» **Given problem**
Copy out the listing in full, exactly as written, but not its pictures.

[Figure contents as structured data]

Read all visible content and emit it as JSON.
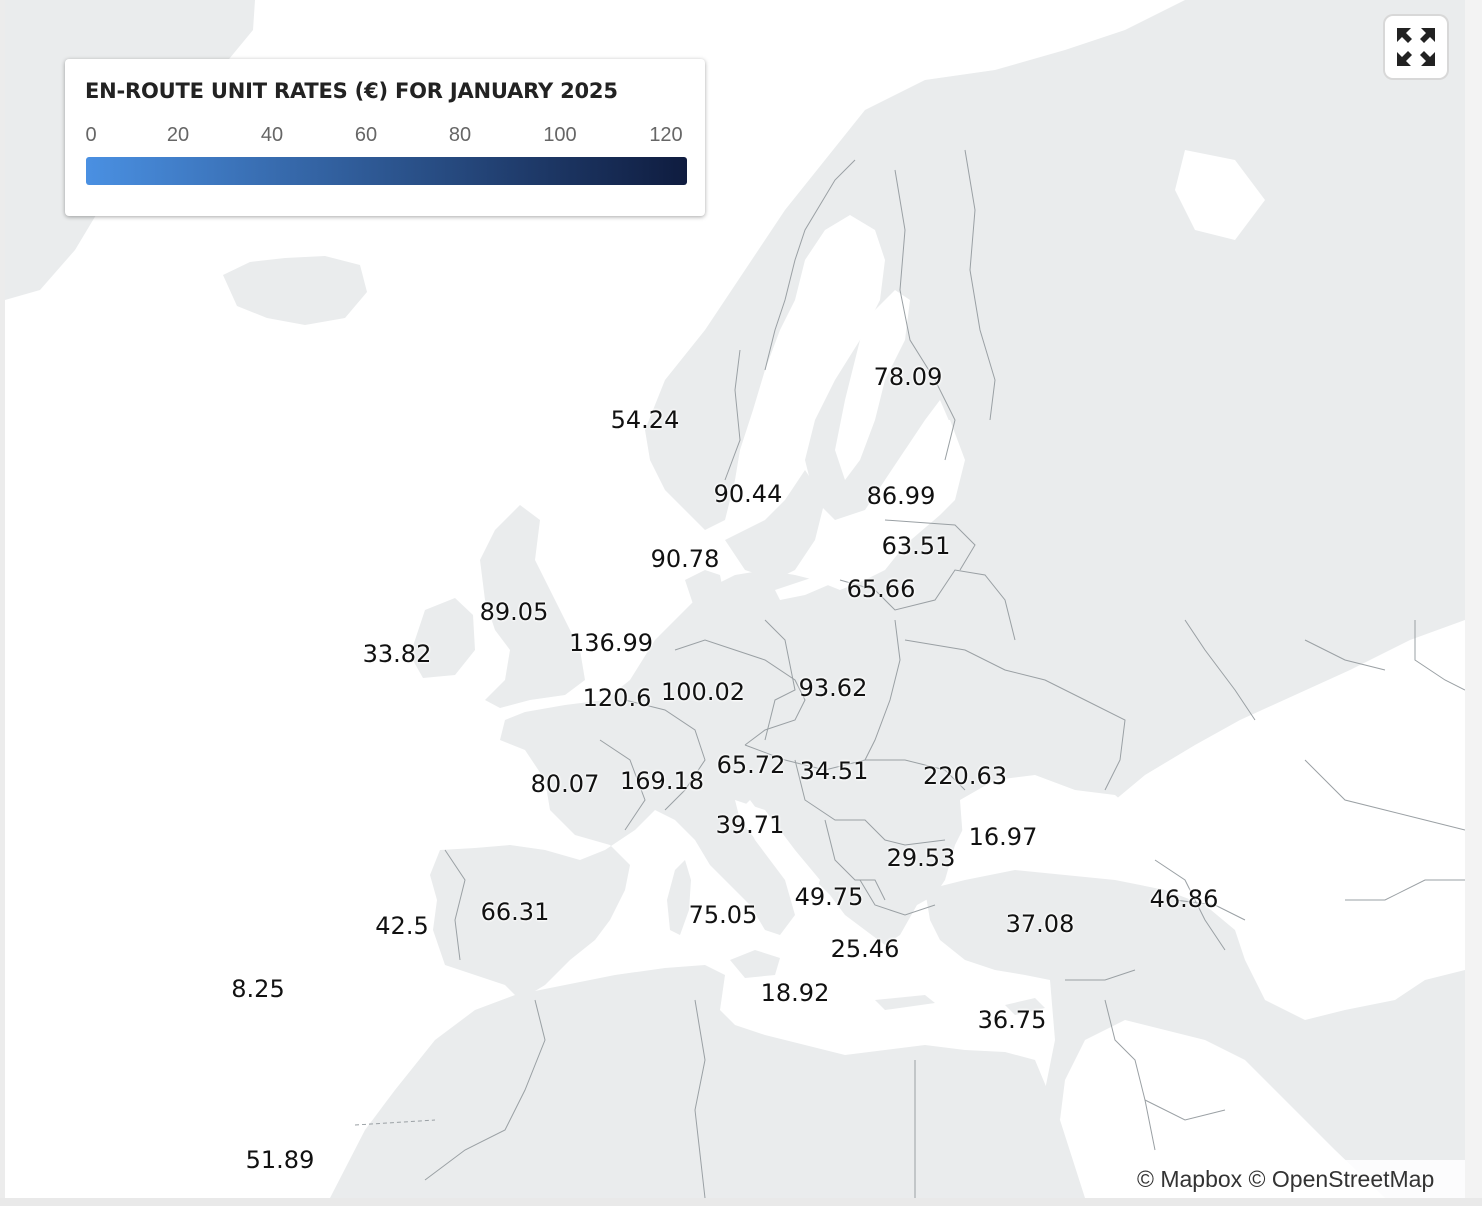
{
  "legend": {
    "title": "EN-ROUTE UNIT RATES (€) FOR JANUARY 2025",
    "ticks": [
      "0",
      "20",
      "40",
      "60",
      "80",
      "100",
      "120"
    ],
    "gradient_start": "#4a90e2",
    "gradient_end": "#0f1c3f"
  },
  "controls": {
    "fullscreen_icon": "fullscreen-expand-icon"
  },
  "attribution": "© Mapbox © OpenStreetMap",
  "colors": {
    "land": "#eaeced",
    "water": "#ffffff",
    "border": "#9aa0a4"
  },
  "rates": [
    "78.09",
    "54.24",
    "90.44",
    "86.99",
    "63.51",
    "90.78",
    "65.66",
    "89.05",
    "136.99",
    "33.82",
    "120.6",
    "100.02",
    "93.62",
    "65.72",
    "34.51",
    "220.63",
    "80.07",
    "169.18",
    "39.71",
    "16.97",
    "29.53",
    "49.75",
    "46.86",
    "42.5",
    "66.31",
    "75.05",
    "37.08",
    "25.46",
    "8.25",
    "18.92",
    "36.75",
    "51.89"
  ]
}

» **Worked solution**
Read all visible content and emit it as JSON.
{
  "legend": {
    "title": "EN-ROUTE UNIT RATES (€) FOR JANUARY 2025",
    "ticks": [
      "0",
      "20",
      "40",
      "60",
      "80",
      "100",
      "120"
    ],
    "gradient_start": "#4a90e2",
    "gradient_end": "#0f1c3f"
  },
  "controls": {
    "fullscreen_icon": "fullscreen-expand-icon"
  },
  "attribution": "© Mapbox © OpenStreetMap",
  "colors": {
    "land": "#eaeced",
    "water": "#ffffff",
    "border": "#9aa0a4"
  },
  "rates": [
    "78.09",
    "54.24",
    "90.44",
    "86.99",
    "63.51",
    "90.78",
    "65.66",
    "89.05",
    "136.99",
    "33.82",
    "120.6",
    "100.02",
    "93.62",
    "65.72",
    "34.51",
    "220.63",
    "80.07",
    "169.18",
    "39.71",
    "16.97",
    "29.53",
    "49.75",
    "46.86",
    "42.5",
    "66.31",
    "75.05",
    "37.08",
    "25.46",
    "8.25",
    "18.92",
    "36.75",
    "51.89"
  ]
}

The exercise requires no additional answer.